▸ Work to complete
Find the lines of data that contain the string "Vasaloppet", then list them.

[Dataset records on visual material]
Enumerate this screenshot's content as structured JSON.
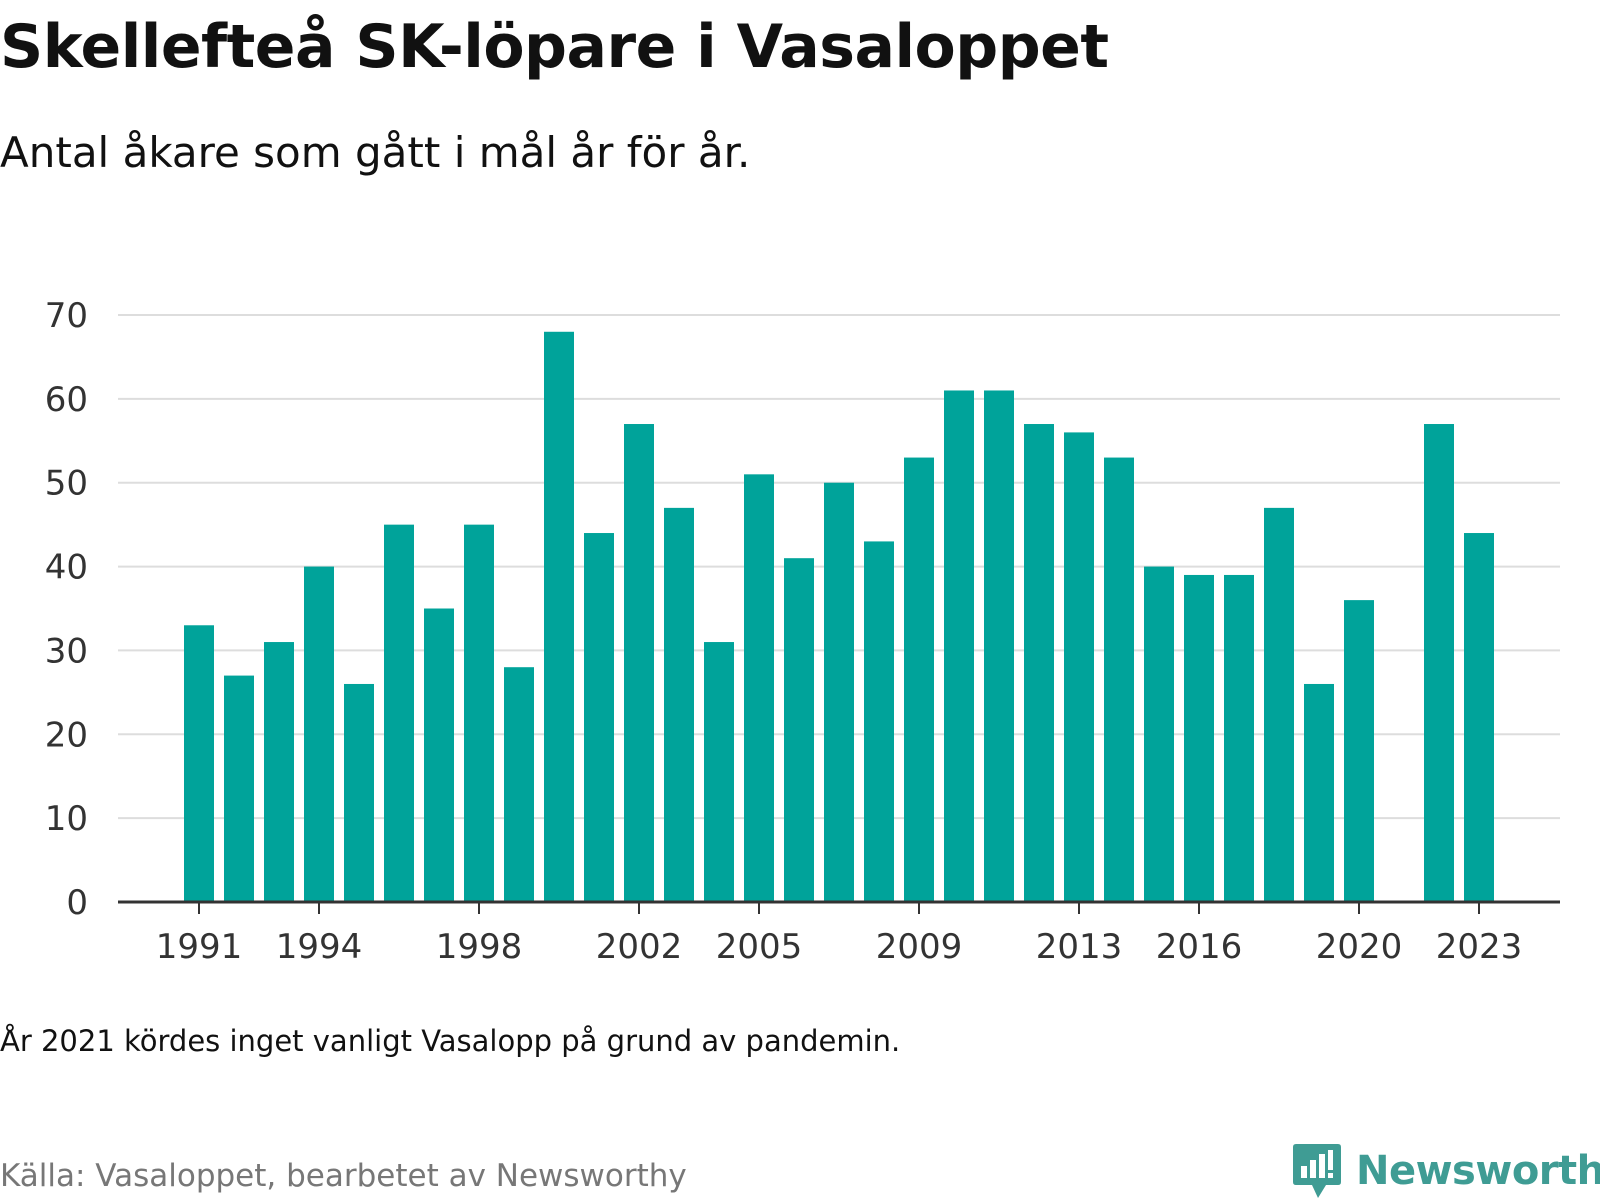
{
  "title": "Skellefteå SK-löpare i Vasaloppet",
  "subtitle": "Antal åkare som gått i mål år för år.",
  "note": "År 2021 kördes inget vanligt Vasalopp på grund av pandemin.",
  "source": "Källa: Vasaloppet, bearbetet av Newsworthy",
  "brand": {
    "name": "Newsworthy",
    "icon": "newsworthy-logo-icon",
    "color": "#3f9c94"
  },
  "colors": {
    "bar": "#00a39a",
    "grid": "#dddddd",
    "axis": "#333333"
  },
  "chart_data": {
    "type": "bar",
    "title": "",
    "xlabel": "",
    "ylabel": "",
    "ylim": [
      0,
      70
    ],
    "y_ticks": [
      0,
      10,
      20,
      30,
      40,
      50,
      60,
      70
    ],
    "x_tick_labels": [
      1991,
      1994,
      1998,
      2002,
      2005,
      2009,
      2013,
      2016,
      2020,
      2023
    ],
    "grid": true,
    "legend": "none",
    "x": [
      1991,
      1992,
      1993,
      1994,
      1995,
      1996,
      1997,
      1998,
      1999,
      2000,
      2001,
      2002,
      2003,
      2004,
      2005,
      2006,
      2007,
      2008,
      2009,
      2010,
      2011,
      2012,
      2013,
      2014,
      2015,
      2016,
      2017,
      2018,
      2019,
      2020,
      2021,
      2022,
      2023
    ],
    "values": [
      33,
      27,
      31,
      40,
      26,
      45,
      35,
      45,
      28,
      68,
      44,
      57,
      47,
      31,
      51,
      41,
      50,
      43,
      53,
      61,
      61,
      57,
      56,
      53,
      40,
      39,
      39,
      47,
      26,
      36,
      null,
      57,
      44
    ]
  }
}
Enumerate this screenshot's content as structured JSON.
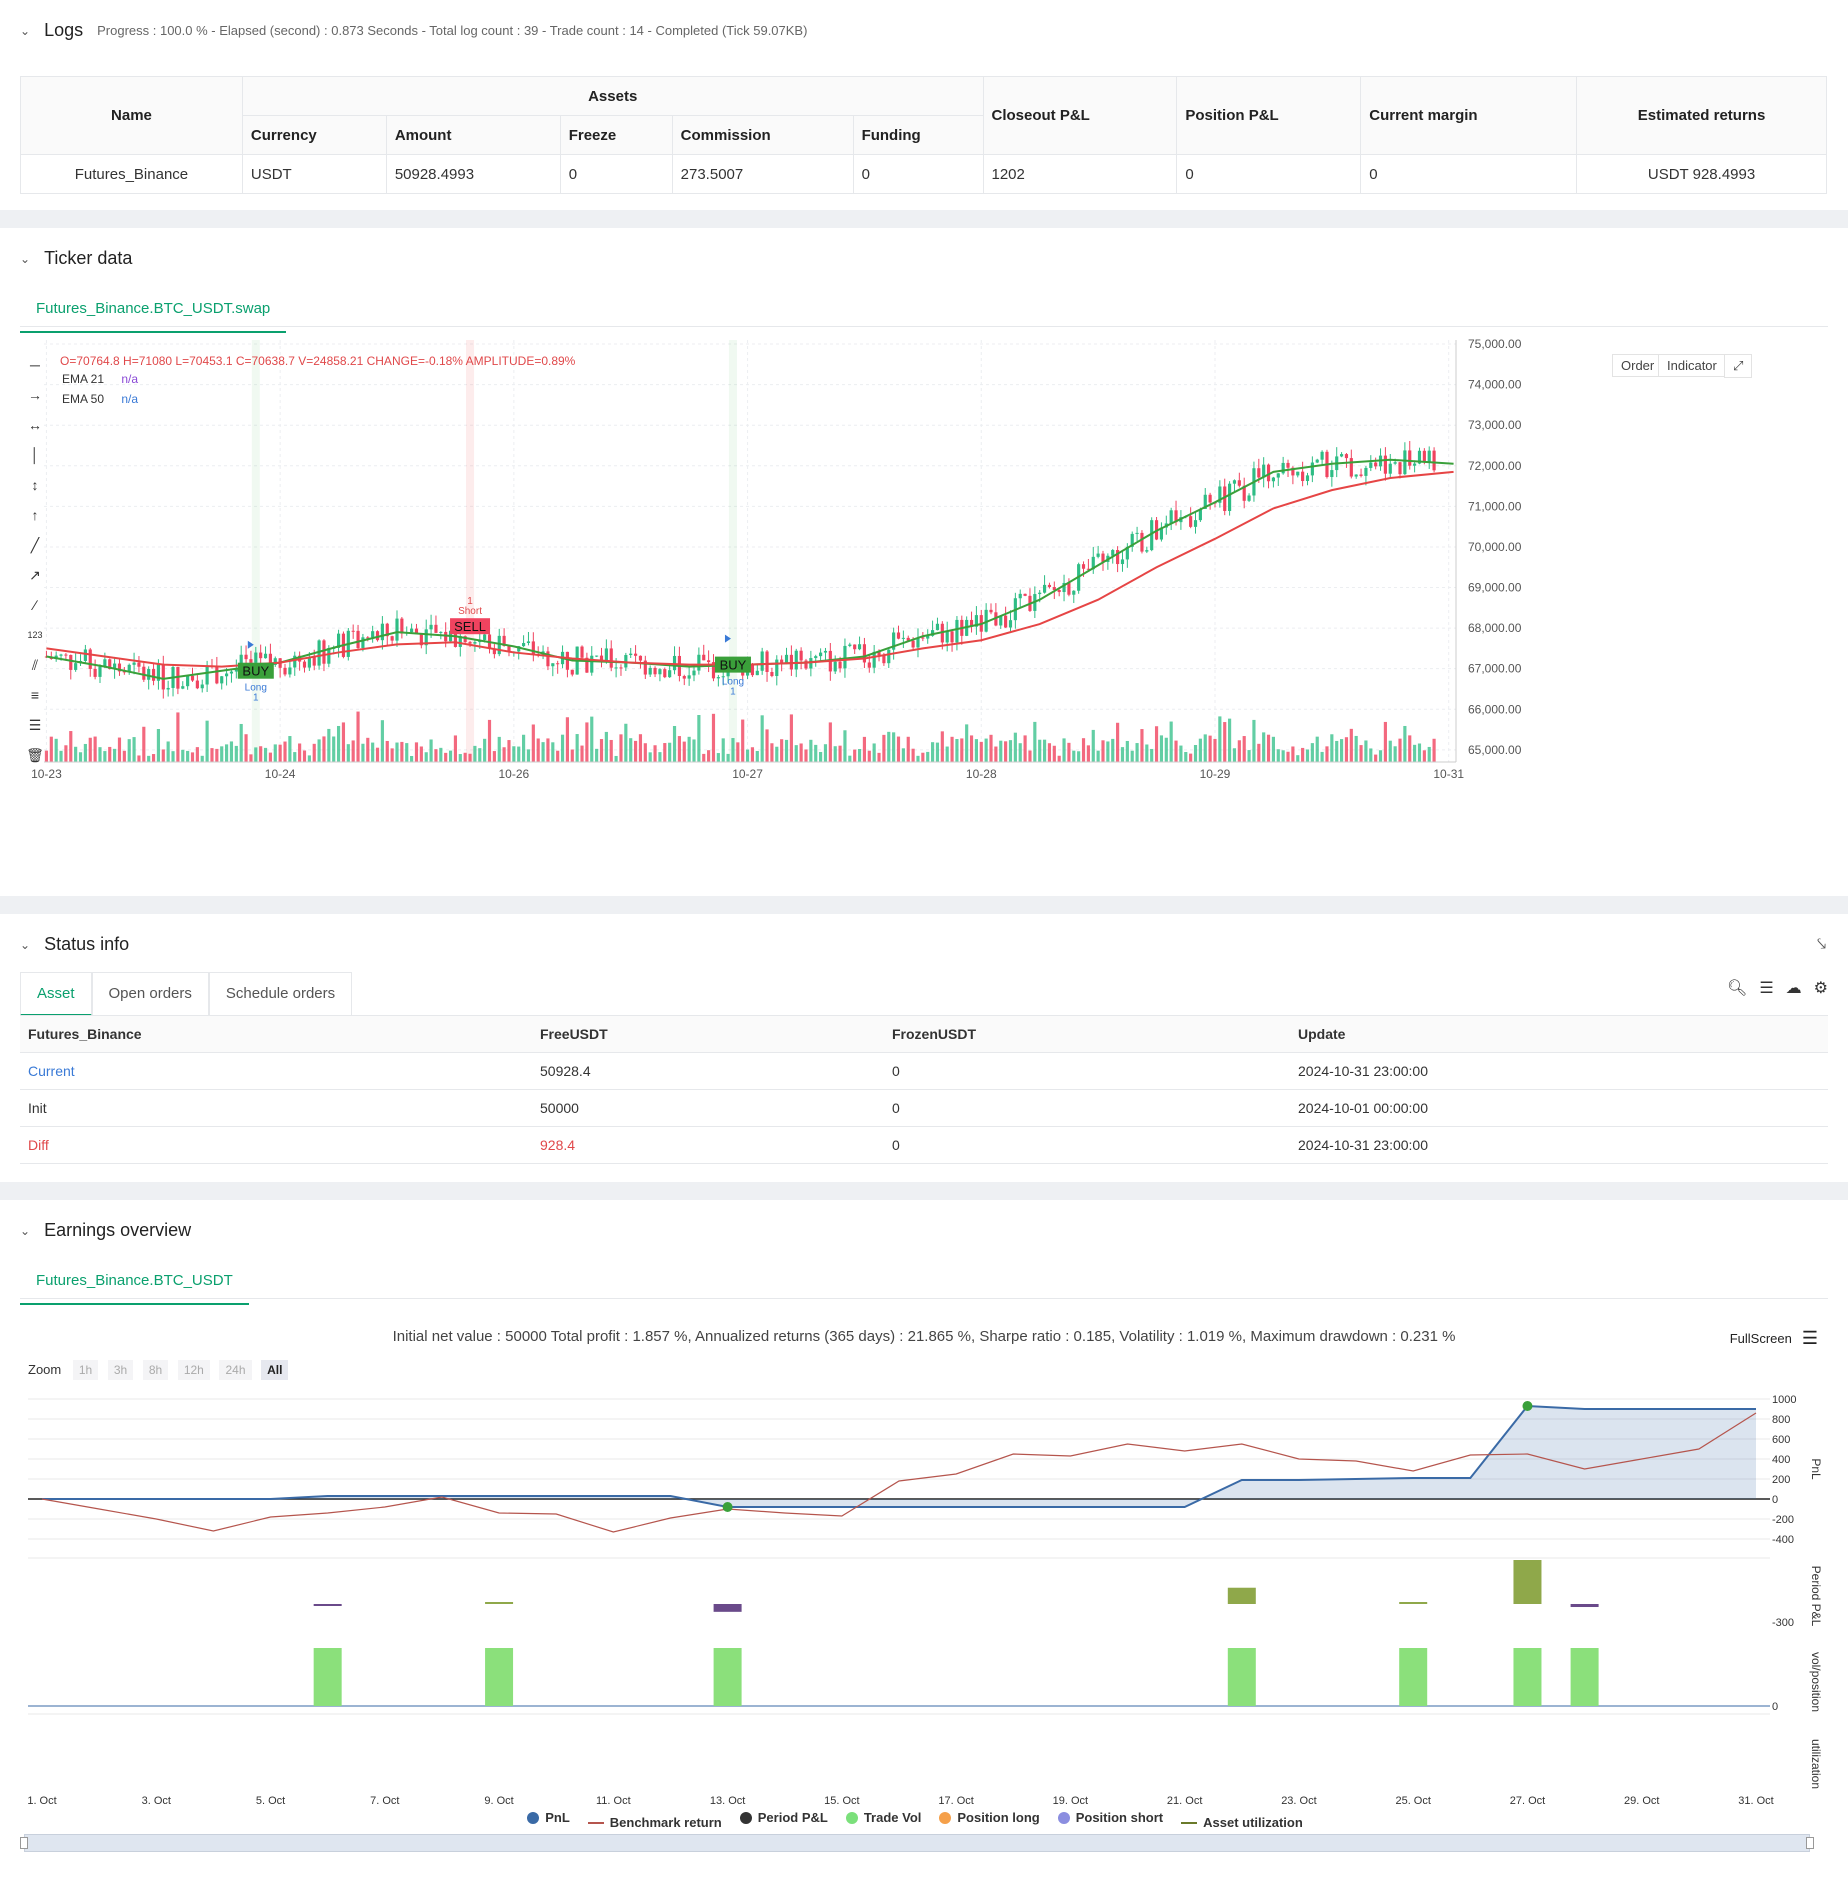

▸ Final answer
  "title": "Skellefteå SK-löpare i Vasaloppet",
  "source": "Källa: Vasaloppet, bearbetet av Newsworthy",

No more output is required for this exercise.